Work out how many lines include "born" and answer with that number only.
>> begin DATA
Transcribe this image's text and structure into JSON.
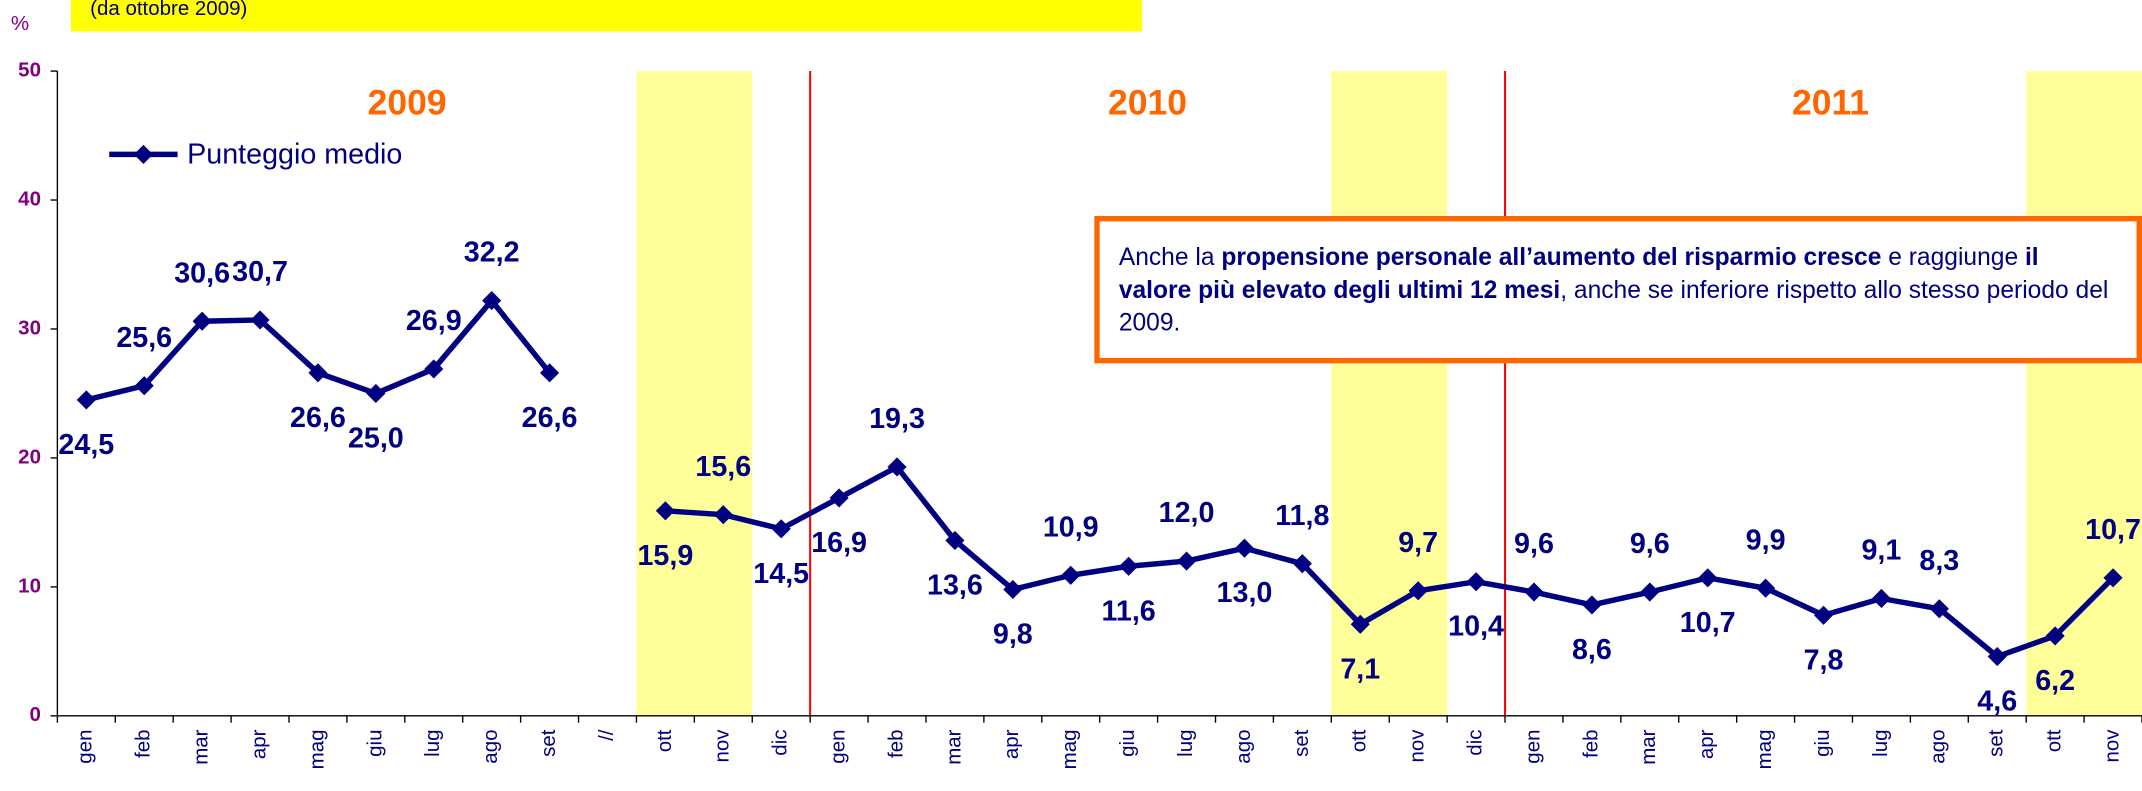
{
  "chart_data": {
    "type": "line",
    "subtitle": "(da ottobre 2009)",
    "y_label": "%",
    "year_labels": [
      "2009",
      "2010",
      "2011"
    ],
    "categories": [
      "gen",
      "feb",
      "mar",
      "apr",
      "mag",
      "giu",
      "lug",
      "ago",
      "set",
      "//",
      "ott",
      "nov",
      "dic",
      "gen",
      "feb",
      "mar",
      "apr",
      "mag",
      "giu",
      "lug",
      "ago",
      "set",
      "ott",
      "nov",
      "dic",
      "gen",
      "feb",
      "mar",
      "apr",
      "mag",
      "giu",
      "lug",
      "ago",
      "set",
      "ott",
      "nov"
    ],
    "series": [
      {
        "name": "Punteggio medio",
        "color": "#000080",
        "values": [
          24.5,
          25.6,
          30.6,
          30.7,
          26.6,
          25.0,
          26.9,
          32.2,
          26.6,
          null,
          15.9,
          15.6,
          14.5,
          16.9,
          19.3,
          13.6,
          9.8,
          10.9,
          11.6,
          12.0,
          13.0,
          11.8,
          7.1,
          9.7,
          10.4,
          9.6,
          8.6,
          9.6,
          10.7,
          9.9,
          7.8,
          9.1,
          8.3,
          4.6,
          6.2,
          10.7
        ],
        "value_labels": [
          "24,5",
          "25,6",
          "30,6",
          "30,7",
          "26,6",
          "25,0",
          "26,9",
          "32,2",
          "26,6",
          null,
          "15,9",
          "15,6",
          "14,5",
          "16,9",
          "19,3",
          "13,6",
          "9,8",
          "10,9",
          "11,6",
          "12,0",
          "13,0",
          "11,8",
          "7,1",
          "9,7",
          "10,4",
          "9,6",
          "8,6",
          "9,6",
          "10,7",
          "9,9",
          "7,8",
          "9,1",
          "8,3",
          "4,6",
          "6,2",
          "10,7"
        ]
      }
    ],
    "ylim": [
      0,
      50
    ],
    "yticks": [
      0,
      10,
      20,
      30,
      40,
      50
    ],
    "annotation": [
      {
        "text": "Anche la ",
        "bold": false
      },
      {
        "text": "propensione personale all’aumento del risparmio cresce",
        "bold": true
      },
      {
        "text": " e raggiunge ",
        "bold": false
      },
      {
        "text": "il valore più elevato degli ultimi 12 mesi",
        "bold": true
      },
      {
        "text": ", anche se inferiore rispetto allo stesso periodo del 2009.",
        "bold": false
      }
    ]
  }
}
>> end DATA
>> begin DATA
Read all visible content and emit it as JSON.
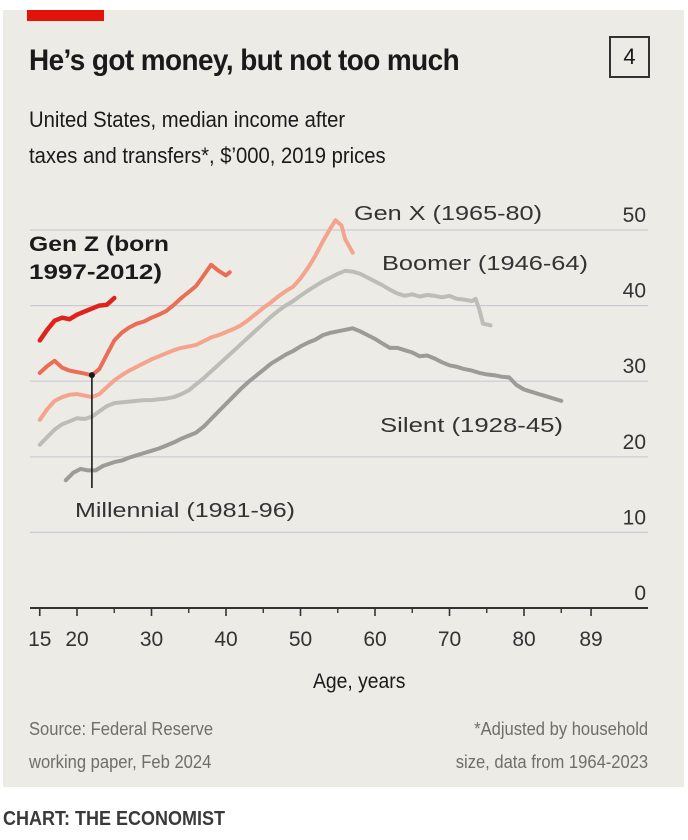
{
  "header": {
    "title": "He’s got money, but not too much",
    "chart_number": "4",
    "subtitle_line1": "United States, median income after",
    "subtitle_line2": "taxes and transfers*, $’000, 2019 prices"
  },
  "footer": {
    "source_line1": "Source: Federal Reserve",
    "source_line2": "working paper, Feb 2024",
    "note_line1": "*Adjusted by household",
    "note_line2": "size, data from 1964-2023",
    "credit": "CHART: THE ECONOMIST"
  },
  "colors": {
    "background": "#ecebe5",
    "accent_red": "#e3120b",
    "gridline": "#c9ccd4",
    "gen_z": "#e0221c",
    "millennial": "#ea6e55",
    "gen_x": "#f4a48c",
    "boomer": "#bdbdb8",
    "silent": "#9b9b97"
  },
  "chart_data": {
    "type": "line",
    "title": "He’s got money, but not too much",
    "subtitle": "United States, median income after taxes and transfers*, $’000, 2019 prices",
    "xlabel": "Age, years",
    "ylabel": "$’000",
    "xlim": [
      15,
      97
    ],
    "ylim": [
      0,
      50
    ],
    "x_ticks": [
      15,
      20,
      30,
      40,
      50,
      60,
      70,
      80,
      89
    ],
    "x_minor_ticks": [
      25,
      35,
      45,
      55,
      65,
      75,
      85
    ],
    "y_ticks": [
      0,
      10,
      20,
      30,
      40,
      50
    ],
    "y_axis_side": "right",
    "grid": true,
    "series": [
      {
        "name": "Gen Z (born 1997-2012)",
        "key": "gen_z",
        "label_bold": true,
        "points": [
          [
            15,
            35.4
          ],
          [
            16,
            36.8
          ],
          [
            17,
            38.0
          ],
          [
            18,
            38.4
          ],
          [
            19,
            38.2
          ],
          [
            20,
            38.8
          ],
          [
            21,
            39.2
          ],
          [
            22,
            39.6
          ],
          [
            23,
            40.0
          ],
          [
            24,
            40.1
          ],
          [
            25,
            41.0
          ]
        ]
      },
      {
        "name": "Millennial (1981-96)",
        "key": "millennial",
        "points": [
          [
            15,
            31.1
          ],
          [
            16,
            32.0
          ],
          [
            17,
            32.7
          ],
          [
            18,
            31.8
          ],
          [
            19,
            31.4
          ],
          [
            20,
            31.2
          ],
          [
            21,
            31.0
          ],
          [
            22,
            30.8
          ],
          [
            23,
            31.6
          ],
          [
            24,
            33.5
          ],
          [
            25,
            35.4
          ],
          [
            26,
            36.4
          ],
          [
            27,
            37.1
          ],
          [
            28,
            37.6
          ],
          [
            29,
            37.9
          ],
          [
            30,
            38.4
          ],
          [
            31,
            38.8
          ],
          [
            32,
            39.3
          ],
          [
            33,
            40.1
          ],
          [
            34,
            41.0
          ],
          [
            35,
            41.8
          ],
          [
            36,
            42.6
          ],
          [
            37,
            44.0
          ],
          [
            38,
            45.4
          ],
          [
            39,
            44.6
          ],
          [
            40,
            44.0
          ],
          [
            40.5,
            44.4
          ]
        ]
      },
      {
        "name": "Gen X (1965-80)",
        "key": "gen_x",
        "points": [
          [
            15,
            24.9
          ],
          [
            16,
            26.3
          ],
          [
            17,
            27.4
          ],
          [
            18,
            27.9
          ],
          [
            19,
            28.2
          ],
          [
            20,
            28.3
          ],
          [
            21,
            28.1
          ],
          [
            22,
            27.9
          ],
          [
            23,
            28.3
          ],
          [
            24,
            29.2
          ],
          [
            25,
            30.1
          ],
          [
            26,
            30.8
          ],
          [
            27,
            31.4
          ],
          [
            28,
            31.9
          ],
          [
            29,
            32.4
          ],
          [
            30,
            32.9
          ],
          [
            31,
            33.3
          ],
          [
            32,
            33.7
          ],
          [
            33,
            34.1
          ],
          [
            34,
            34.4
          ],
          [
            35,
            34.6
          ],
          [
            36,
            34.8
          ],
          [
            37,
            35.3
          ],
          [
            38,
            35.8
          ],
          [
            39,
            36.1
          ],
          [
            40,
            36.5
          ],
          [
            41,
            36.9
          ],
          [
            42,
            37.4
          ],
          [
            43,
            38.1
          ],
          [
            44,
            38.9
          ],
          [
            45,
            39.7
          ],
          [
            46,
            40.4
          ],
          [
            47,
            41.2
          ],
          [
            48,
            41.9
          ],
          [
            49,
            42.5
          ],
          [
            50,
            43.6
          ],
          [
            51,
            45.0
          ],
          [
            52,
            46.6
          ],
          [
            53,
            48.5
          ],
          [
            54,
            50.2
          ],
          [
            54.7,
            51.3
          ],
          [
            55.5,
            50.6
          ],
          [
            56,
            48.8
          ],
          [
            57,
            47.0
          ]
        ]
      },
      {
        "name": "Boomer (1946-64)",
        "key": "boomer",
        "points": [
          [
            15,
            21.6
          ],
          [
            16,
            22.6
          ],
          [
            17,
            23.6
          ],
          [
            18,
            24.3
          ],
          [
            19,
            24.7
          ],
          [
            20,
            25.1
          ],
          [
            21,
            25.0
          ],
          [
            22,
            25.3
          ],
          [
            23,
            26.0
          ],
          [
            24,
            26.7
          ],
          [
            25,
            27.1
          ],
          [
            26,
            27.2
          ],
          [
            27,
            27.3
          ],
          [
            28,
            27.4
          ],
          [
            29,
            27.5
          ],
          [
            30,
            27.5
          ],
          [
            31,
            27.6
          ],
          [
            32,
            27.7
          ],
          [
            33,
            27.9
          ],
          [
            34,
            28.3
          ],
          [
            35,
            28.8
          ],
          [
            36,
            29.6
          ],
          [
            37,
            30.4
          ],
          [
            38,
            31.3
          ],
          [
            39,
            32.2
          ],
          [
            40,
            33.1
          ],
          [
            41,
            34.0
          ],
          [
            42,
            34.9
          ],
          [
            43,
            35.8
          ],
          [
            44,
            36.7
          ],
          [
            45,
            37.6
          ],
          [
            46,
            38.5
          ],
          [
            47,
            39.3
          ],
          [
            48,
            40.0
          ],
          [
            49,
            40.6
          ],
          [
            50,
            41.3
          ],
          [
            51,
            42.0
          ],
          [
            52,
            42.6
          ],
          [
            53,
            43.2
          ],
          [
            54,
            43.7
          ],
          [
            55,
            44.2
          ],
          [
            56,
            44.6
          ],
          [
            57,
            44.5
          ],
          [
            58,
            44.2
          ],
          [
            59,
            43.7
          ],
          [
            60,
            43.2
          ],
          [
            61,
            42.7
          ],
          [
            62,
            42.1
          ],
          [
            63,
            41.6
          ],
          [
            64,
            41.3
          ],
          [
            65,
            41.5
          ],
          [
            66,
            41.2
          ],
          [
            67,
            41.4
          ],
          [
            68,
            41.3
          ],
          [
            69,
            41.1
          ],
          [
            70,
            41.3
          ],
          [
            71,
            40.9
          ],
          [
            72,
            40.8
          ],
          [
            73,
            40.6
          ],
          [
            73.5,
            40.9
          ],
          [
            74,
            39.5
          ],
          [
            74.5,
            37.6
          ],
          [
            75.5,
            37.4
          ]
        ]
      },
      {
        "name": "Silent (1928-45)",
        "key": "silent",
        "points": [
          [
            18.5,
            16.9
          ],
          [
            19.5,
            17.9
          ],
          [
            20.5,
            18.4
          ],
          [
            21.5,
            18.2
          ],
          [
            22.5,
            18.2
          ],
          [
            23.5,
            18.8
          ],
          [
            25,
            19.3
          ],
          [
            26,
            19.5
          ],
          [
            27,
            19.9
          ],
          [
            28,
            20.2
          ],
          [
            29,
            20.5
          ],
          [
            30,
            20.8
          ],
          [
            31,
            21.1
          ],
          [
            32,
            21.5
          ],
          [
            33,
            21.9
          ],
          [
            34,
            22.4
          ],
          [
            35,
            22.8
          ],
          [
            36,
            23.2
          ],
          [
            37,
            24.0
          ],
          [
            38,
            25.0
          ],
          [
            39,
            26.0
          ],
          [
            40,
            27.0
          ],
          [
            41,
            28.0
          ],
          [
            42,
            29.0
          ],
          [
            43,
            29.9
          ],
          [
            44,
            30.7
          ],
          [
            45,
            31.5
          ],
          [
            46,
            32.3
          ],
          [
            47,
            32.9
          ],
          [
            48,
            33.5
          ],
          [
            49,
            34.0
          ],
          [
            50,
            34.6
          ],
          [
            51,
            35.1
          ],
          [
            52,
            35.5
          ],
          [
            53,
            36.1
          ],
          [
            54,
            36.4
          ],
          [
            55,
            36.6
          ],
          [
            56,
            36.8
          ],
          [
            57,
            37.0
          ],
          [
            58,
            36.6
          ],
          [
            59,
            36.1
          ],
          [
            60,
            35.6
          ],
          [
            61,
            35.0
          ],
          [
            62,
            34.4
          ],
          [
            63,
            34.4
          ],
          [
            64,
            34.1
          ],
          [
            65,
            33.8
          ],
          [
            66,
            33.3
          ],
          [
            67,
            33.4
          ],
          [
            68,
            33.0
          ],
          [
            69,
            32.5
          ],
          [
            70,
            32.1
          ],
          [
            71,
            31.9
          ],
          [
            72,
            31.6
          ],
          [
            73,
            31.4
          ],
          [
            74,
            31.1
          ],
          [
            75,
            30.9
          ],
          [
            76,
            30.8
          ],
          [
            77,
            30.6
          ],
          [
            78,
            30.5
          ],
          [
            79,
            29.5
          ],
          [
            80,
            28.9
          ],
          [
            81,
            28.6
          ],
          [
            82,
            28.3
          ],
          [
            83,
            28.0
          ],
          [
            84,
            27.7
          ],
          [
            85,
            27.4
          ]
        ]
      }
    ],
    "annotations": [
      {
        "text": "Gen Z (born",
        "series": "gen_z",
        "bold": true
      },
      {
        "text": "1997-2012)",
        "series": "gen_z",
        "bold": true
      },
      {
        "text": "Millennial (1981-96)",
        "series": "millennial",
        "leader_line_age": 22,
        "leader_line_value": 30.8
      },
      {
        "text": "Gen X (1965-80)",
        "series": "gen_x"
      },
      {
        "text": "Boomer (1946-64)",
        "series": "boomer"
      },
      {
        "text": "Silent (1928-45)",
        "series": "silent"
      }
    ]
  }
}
>> end DATA
▸ THE SOLUTION:
2